» **Work required**:
List each line holding the string "trình".

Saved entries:
============

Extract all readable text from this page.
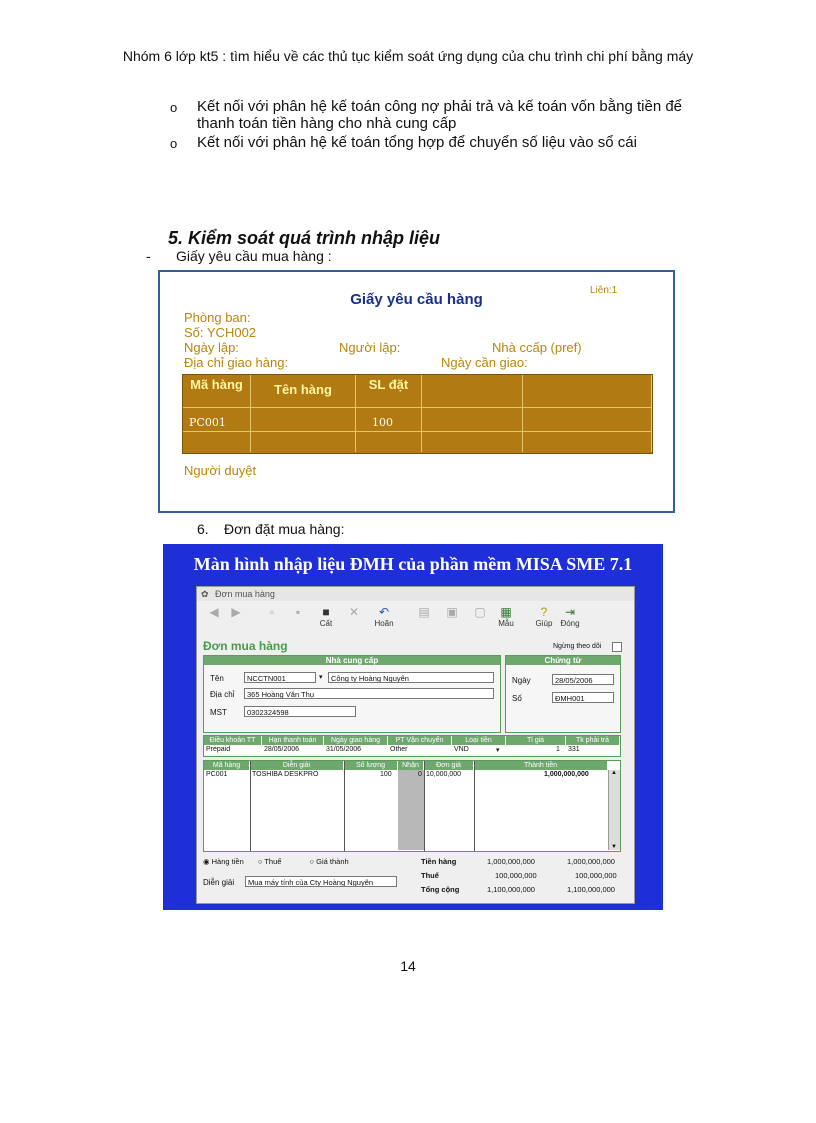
Nhóm 6 lớp kt5 : tìm hiểu về các thủ tục kiểm soát ứng dụng của chu trình chi phí bằng máy
o Kết nối với phân hệ kế toán công nợ phải trả và kế toán vốn bằng tiền để thanh toán tiền hàng cho nhà cung cấp
o Kết nối với phân hệ kế toán tổng hợp để chuyển số liệu vào sổ cái
5. Kiểm soát quá trình nhập liệu
- Giấy yêu cầu mua hàng :
Liên:1
Giấy yêu cầu hàng
Phòng ban:
Số: YCH002
Ngày lập:	Người lập:	Nhà ccấp (pref)
Địa chỉ giao hàng:	Ngày cần giao:
Mã hàng	Tên hàng	SL đặt
PC001	100
Người duyệt
6. Đơn đặt mua hàng:
Màn hình nhập liệu ĐMH của phần mềm MISA SME 7.1
✿ Đơn mua hàng
◀	▶	▫	▪	■
Cất
✕	↶
Hoãn
▤	▣	▢	▦
Mẫu
?
Giúp
⇥
Đóng
Đơn mua hàng	Ngừng theo dõi
Nhà cung cấp
Tên	NCCTN001	▾	Công ty Hoàng Nguyên
Địa chỉ	365 Hoàng Văn Thụ
MST	0302324598
Chứng từ
Ngày	28/05/2006
Số	ĐMH001
Điều khoản TT	Hạn thanh toán	Ngày giao hàng	PT Vận chuyển	Loại tiền	Tỉ giá	Tk phải trả
Prepaid	28/05/2006	31/05/2006	Other	VND	▾	1 331
Mã hàng	Diễn giải	Số lượng	Nhận	Đơn giá	Thành tiền
PC001	TOSHIBA DESKPRO	100	0 10,000,000	1,000,000,000	▲
▼
◉ Hàng tiền ○ Thuế	○ Giá thành
Diễn giải	Mua máy tính của Cty Hoàng Nguyên
Tiền hàng	1,000,000,000	1,000,000,000
Thuế	100,000,000	100,000,000
Tổng cộng	1,100,000,000	1,100,000,000
14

============

» **Complete answer**:
Nhóm 6 lớp kt5 : tìm hiểu về các thủ tục kiểm soát ứng dụng của chu trình chi phí bằng máy
5. Kiểm soát quá trình nhập liệu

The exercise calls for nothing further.